[Source data]
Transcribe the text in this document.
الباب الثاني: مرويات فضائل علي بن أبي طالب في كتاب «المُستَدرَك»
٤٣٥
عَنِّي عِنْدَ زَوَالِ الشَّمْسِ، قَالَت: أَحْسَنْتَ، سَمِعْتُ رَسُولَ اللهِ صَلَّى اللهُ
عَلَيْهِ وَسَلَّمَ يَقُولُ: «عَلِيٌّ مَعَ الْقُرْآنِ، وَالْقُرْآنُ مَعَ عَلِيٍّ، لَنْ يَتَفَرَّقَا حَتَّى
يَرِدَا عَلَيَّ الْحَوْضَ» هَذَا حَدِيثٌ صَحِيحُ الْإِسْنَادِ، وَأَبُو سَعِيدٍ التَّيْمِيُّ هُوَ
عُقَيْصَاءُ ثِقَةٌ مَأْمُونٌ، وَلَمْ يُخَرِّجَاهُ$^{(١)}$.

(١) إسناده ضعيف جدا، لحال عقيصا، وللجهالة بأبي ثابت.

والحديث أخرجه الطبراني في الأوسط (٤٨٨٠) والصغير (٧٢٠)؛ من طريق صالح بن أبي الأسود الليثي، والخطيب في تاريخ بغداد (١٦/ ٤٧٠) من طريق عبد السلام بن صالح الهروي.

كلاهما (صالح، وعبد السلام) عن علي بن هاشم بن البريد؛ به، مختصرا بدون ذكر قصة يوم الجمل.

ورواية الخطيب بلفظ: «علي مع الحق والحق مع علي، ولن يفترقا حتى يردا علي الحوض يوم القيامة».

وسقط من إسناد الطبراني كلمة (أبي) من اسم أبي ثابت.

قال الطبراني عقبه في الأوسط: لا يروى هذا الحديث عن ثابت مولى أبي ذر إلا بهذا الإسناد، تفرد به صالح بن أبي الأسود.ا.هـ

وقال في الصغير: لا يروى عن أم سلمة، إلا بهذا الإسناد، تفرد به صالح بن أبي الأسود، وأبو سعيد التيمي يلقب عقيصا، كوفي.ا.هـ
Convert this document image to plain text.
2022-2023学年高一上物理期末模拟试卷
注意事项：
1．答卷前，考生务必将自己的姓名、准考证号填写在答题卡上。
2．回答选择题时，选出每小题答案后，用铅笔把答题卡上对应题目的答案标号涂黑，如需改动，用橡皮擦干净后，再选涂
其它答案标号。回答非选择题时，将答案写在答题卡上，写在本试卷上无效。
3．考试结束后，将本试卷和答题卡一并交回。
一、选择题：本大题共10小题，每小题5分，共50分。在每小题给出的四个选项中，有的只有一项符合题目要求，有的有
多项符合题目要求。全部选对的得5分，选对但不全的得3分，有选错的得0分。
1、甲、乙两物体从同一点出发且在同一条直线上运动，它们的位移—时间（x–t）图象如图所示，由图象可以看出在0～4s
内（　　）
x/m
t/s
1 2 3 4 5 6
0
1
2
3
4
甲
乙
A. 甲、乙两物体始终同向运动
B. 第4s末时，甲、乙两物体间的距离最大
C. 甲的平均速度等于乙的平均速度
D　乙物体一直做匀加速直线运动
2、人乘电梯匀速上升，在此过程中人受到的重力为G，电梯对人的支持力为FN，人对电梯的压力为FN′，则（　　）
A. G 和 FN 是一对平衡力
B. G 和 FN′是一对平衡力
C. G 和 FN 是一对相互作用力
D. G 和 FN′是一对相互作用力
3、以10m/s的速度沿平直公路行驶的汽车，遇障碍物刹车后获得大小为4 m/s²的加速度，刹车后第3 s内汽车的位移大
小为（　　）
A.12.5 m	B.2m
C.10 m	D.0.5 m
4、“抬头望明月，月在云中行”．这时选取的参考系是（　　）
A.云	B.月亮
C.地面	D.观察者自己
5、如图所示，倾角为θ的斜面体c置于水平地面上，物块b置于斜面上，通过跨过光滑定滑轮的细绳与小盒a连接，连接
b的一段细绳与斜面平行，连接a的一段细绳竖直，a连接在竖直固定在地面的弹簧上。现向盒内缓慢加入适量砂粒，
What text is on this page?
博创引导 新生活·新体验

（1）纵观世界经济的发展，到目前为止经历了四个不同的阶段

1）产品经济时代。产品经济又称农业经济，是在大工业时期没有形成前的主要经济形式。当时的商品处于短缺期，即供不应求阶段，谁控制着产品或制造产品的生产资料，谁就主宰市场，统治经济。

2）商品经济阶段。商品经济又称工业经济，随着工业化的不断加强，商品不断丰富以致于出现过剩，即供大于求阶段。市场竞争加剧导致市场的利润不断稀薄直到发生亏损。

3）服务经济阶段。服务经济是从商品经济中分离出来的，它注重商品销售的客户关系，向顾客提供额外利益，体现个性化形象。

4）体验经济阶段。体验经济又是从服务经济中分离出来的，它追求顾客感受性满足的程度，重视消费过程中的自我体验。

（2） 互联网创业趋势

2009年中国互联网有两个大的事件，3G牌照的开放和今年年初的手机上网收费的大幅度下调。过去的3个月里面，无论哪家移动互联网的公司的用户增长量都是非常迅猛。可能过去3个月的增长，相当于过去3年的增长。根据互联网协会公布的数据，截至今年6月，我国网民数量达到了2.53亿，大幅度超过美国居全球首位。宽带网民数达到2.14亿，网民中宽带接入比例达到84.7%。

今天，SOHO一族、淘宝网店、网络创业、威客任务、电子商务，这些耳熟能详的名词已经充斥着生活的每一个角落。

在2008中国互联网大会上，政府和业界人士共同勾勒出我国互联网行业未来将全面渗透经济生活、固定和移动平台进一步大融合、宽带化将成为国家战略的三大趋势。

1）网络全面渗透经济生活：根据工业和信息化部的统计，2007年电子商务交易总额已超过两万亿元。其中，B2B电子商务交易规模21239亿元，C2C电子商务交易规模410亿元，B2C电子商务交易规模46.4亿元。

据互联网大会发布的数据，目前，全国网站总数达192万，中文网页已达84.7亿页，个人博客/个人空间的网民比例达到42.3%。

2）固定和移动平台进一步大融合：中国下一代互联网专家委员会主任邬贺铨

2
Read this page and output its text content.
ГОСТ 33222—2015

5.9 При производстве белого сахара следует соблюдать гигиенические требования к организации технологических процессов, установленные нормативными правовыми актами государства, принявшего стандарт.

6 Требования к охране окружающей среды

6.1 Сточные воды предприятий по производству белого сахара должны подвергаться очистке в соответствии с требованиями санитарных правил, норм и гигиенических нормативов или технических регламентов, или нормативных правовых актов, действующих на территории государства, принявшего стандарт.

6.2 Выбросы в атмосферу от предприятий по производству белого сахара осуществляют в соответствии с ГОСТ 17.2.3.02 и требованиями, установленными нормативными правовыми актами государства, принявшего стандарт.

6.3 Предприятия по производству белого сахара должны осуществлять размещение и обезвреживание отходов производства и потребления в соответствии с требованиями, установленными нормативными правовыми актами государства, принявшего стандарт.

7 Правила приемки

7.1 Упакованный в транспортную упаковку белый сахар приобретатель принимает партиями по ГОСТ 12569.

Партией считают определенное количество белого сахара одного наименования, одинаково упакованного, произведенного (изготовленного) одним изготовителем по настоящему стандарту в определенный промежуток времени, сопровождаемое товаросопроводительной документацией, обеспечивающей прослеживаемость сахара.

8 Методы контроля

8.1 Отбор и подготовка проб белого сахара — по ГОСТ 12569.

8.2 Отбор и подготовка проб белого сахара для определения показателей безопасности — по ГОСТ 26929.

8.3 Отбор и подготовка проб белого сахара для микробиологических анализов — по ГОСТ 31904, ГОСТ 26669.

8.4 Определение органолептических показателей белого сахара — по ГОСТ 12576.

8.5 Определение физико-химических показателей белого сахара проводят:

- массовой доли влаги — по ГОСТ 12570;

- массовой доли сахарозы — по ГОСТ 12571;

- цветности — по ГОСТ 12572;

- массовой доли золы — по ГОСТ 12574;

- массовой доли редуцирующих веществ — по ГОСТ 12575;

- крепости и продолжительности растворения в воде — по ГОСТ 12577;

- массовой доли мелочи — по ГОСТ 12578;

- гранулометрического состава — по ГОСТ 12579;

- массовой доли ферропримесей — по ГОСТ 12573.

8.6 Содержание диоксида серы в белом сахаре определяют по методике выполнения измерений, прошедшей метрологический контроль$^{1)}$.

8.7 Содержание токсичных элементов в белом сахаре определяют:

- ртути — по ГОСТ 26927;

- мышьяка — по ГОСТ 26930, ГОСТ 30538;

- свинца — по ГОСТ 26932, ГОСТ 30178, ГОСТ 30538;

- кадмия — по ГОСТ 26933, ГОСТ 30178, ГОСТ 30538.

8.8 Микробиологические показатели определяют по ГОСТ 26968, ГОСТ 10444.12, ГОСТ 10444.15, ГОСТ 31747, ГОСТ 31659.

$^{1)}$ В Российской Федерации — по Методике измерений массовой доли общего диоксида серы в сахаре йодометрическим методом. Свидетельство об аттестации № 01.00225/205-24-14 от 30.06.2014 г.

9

[Instruction]
Search the lines for the string "белом" and copy every line that has it.

[The output]
8.6 Содержание диоксида серы в белом сахаре определяют по методике выполнения измерений, прошедшей метрологический контроль$^{1)}$.
8.7 Содержание токсичных элементов в белом сахаре определяют:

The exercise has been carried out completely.